-------- Supplied material --------

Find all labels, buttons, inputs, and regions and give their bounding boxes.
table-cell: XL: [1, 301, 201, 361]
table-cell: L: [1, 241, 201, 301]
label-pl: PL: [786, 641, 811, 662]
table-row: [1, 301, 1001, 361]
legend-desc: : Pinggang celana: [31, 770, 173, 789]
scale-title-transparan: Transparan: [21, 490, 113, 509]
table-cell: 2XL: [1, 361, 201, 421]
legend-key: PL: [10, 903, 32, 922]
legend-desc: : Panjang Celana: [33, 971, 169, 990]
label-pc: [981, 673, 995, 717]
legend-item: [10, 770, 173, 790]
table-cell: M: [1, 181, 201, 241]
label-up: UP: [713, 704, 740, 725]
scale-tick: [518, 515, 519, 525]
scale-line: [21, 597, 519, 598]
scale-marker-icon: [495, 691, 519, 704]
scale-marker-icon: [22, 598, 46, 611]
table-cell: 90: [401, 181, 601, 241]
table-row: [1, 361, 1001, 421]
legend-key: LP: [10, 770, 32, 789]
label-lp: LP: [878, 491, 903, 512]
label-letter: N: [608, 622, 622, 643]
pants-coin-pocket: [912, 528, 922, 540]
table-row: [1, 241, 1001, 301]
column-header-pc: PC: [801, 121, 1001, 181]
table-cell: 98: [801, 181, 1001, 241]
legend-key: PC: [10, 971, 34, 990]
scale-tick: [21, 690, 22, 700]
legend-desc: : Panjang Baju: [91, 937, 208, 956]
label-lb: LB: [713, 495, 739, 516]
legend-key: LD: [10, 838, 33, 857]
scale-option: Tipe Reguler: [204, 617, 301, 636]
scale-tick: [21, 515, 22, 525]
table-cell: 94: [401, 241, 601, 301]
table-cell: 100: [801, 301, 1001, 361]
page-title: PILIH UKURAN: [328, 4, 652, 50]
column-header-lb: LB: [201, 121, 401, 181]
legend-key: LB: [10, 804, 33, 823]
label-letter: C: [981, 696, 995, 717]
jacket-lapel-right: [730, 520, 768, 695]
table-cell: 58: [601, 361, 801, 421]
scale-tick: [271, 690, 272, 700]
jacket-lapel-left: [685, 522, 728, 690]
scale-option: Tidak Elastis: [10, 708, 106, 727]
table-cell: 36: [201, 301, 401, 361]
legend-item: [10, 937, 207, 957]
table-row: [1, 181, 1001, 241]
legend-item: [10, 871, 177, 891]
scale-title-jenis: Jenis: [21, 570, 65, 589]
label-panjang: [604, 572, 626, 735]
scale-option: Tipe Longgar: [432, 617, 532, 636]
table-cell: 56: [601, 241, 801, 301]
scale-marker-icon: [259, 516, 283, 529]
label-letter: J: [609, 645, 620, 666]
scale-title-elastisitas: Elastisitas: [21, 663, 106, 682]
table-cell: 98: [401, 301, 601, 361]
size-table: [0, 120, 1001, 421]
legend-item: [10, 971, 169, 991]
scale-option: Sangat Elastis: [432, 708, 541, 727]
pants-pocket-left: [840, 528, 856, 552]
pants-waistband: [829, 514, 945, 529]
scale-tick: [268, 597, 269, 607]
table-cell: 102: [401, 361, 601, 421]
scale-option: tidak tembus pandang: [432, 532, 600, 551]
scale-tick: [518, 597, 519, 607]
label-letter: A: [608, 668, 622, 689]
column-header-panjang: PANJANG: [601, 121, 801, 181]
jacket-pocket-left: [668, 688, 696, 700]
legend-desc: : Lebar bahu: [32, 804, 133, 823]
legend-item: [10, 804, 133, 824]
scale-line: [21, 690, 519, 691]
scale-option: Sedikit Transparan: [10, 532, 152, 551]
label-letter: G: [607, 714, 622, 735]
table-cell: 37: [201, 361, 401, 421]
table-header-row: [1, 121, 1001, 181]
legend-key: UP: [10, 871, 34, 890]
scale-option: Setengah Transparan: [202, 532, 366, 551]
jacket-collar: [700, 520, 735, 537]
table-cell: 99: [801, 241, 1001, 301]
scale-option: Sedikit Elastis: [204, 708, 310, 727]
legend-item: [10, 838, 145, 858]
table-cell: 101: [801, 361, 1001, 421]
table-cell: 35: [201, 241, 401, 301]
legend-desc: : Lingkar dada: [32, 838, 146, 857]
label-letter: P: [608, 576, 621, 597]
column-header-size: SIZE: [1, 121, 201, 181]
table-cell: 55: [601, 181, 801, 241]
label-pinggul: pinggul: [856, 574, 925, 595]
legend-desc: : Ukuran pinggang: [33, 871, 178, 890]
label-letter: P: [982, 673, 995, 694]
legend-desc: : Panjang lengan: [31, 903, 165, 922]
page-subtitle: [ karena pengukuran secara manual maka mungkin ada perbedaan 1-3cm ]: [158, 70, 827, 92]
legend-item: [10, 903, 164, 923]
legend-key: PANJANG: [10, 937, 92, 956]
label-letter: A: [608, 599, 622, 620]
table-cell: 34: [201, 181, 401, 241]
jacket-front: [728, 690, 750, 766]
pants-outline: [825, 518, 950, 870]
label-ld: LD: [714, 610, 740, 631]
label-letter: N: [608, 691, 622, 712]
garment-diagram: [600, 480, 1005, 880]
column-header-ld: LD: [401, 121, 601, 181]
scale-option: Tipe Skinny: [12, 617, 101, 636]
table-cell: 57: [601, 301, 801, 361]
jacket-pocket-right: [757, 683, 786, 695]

--------

### [Exercise details]
Could you repeat every line of the listing above verbatim, without changing anything?

### [Written response]
Find all labels, buttons, inputs, and regions and give their bounding boxes.
table-cell: XL: [1, 301, 201, 361]
table-cell: L: [1, 241, 201, 301]
label-pl: PL: [786, 641, 811, 662]
table-row: [1, 301, 1001, 361]
legend-desc: : Pinggang celana: [31, 770, 173, 789]
scale-title-transparan: Transparan: [21, 490, 113, 509]
table-cell: 2XL: [1, 361, 201, 421]
legend-key: PL: [10, 903, 32, 922]
legend-desc: : Panjang Celana: [33, 971, 169, 990]
label-pc: [981, 673, 995, 717]
legend-item: [10, 770, 173, 790]
table-cell: M: [1, 181, 201, 241]
label-up: UP: [713, 704, 740, 725]
scale-tick: [518, 515, 519, 525]
scale-line: [21, 597, 519, 598]
scale-marker-icon: [495, 691, 519, 704]
scale-marker-icon: [22, 598, 46, 611]
table-cell: 90: [401, 181, 601, 241]
table-row: [1, 361, 1001, 421]
legend-key: LP: [10, 770, 32, 789]
label-lp: LP: [878, 491, 903, 512]
label-letter: N: [608, 622, 622, 643]
pants-coin-pocket: [912, 528, 922, 540]
table-row: [1, 241, 1001, 301]
column-header-pc: PC: [801, 121, 1001, 181]
table-cell: 98: [801, 181, 1001, 241]
legend-key: PC: [10, 971, 34, 990]
scale-tick: [21, 690, 22, 700]
legend-desc: : Panjang Baju: [91, 937, 208, 956]
label-lb: LB: [713, 495, 739, 516]
legend-key: LD: [10, 838, 33, 857]
scale-option: Tipe Reguler: [204, 617, 301, 636]
scale-tick: [21, 515, 22, 525]
table-cell: 94: [401, 241, 601, 301]
table-cell: 100: [801, 301, 1001, 361]
page-title: PILIH UKURAN: [328, 4, 652, 50]
column-header-lb: LB: [201, 121, 401, 181]
legend-key: LB: [10, 804, 33, 823]
label-letter: C: [981, 696, 995, 717]
jacket-lapel-right: [730, 520, 768, 695]
table-cell: 58: [601, 361, 801, 421]
scale-tick: [271, 690, 272, 700]
jacket-lapel-left: [685, 522, 728, 690]
scale-option: Tidak Elastis: [10, 708, 106, 727]
table-cell: 36: [201, 301, 401, 361]
legend-item: [10, 937, 207, 957]
table-row: [1, 181, 1001, 241]
legend-item: [10, 871, 177, 891]
scale-title-jenis: Jenis: [21, 570, 65, 589]
label-panjang: [604, 572, 626, 735]
scale-option: Tipe Longgar: [432, 617, 532, 636]
table-cell: 56: [601, 241, 801, 301]
scale-marker-icon: [259, 516, 283, 529]
label-letter: J: [609, 645, 620, 666]
scale-title-elastisitas: Elastisitas: [21, 663, 106, 682]
table-cell: 98: [401, 301, 601, 361]
size-table: [0, 120, 1001, 421]
legend-item: [10, 971, 169, 991]
scale-option: Sangat Elastis: [432, 708, 541, 727]
pants-pocket-left: [840, 528, 856, 552]
pants-waistband: [829, 514, 945, 529]
scale-tick: [268, 597, 269, 607]
table-cell: 102: [401, 361, 601, 421]
scale-option: tidak tembus pandang: [432, 532, 600, 551]
scale-tick: [518, 597, 519, 607]
label-letter: A: [608, 668, 622, 689]
column-header-panjang: PANJANG: [601, 121, 801, 181]
jacket-pocket-left: [668, 688, 696, 700]
legend-desc: : Lebar bahu: [32, 804, 133, 823]
legend-item: [10, 804, 133, 824]
scale-line: [21, 690, 519, 691]
scale-option: Sedikit Transparan: [10, 532, 152, 551]
label-letter: G: [607, 714, 622, 735]
table-cell: 37: [201, 361, 401, 421]
table-header-row: [1, 121, 1001, 181]
legend-key: UP: [10, 871, 34, 890]
scale-option: Setengah Transparan: [202, 532, 366, 551]
jacket-collar: [700, 520, 735, 537]
table-cell: 99: [801, 241, 1001, 301]
scale-option: Sedikit Elastis: [204, 708, 310, 727]
legend-item: [10, 838, 145, 858]
table-cell: 101: [801, 361, 1001, 421]
table-cell: 35: [201, 241, 401, 301]
legend-desc: : Lingkar dada: [32, 838, 146, 857]
label-letter: P: [608, 576, 621, 597]
column-header-size: SIZE: [1, 121, 201, 181]
table-cell: 55: [601, 181, 801, 241]
label-pinggul: pinggul: [856, 574, 925, 595]
legend-desc: : Ukuran pinggang: [33, 871, 178, 890]
label-letter: P: [982, 673, 995, 694]
legend-desc: : Panjang lengan: [31, 903, 165, 922]
page-subtitle: [ karena pengukuran secara manual maka mungkin ada perbedaan 1-3cm ]: [158, 70, 827, 92]
legend-item: [10, 903, 164, 923]
legend-key: PANJANG: [10, 937, 92, 956]
label-letter: A: [608, 599, 622, 620]
table-cell: 34: [201, 181, 401, 241]
jacket-front: [728, 690, 750, 766]
pants-outline: [825, 518, 950, 870]
label-ld: LD: [714, 610, 740, 631]
label-letter: N: [608, 691, 622, 712]
garment-diagram: [600, 480, 1005, 880]
column-header-ld: LD: [401, 121, 601, 181]
scale-option: Tipe Skinny: [12, 617, 101, 636]
table-cell: 57: [601, 301, 801, 361]
jacket-pocket-right: [757, 683, 786, 695]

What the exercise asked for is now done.